TASK: Quote the whole listing exactly. Leave the pictures out of your copy.

SOURCE RECORDS:
╔══

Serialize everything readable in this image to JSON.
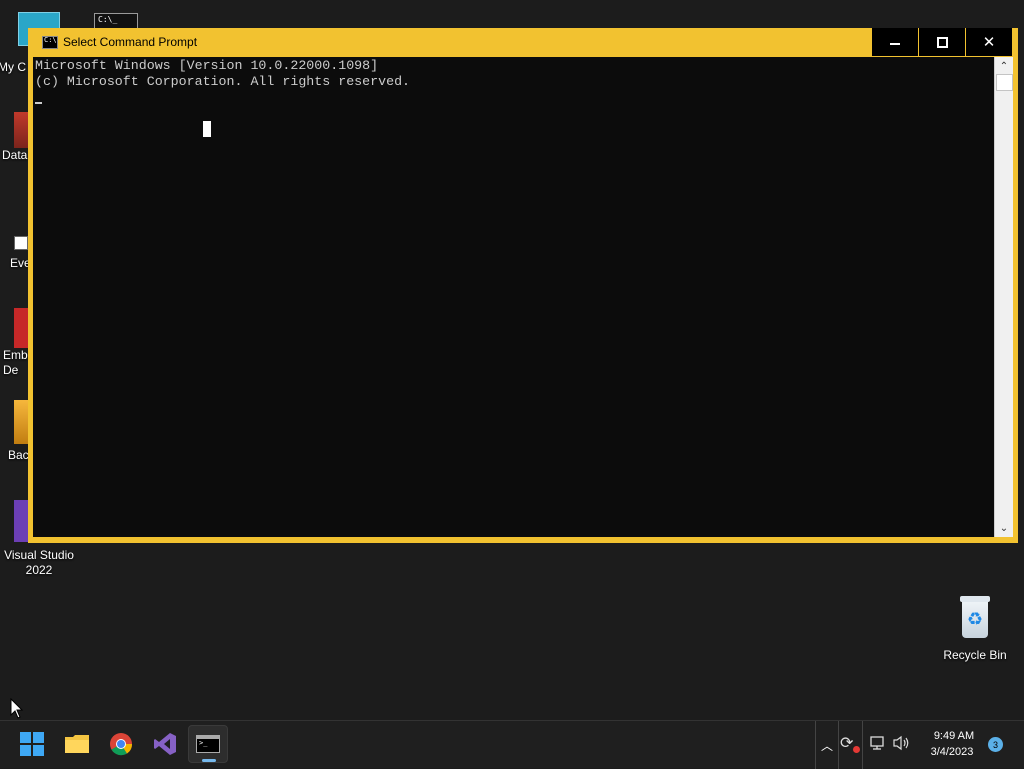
{
  "desktop": {
    "icons": [
      {
        "label": "My C"
      },
      {
        "label": "Data"
      },
      {
        "label": "Eve"
      },
      {
        "label": "Emb De"
      },
      {
        "label": "Bac"
      },
      {
        "label": "Visual Studio 2022"
      },
      {
        "label": "Recycle Bin"
      }
    ]
  },
  "window": {
    "title": "Select Command Prompt",
    "console_lines": [
      "Microsoft Windows [Version 10.0.22000.1098]",
      "(c) Microsoft Corporation. All rights reserved."
    ],
    "accent_color": "#f2c230"
  },
  "taskbar": {
    "apps": [
      "start-icon",
      "file-explorer-icon",
      "chrome-icon",
      "visual-studio-icon",
      "command-prompt-icon"
    ],
    "clock": {
      "time": "9:49 AM",
      "date": "3/4/2023"
    },
    "notification_count": "3"
  }
}
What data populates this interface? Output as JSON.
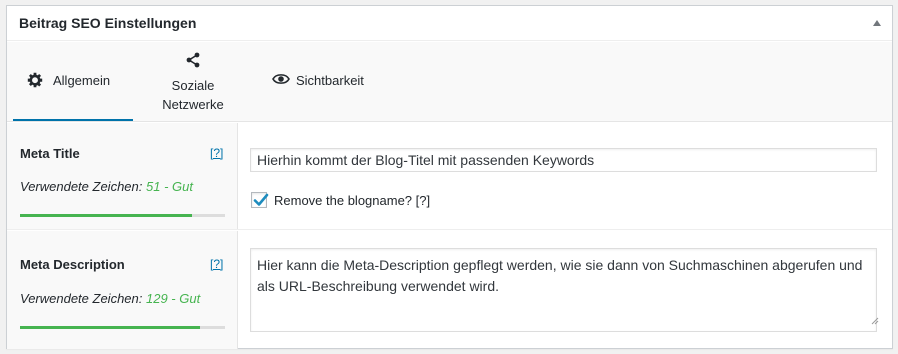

╚══

RESULT FOR THIS TASK:
Serialize everything readable in this image to JSON.
{
  "desktop": {
    "icons": [
      {
        "label": "My C"
      },
      {
        "label": "Data"
      },
      {
        "label": "Eve"
      },
      {
        "label": "Emb De"
      },
      {
        "label": "Bac"
      },
      {
        "label": "Visual Studio 2022"
      },
      {
        "label": "Recycle Bin"
      }
    ]
  },
  "window": {
    "title": "Select Command Prompt",
    "console_lines": [
      "Microsoft Windows [Version 10.0.22000.1098]",
      "(c) Microsoft Corporation. All rights reserved."
    ],
    "accent_color": "#f2c230"
  },
  "taskbar": {
    "apps": [
      "start-icon",
      "file-explorer-icon",
      "chrome-icon",
      "visual-studio-icon",
      "command-prompt-icon"
    ],
    "clock": {
      "time": "9:49 AM",
      "date": "3/4/2023"
    },
    "notification_count": "3"
  }
}
What data populates this interface? Output as JSON.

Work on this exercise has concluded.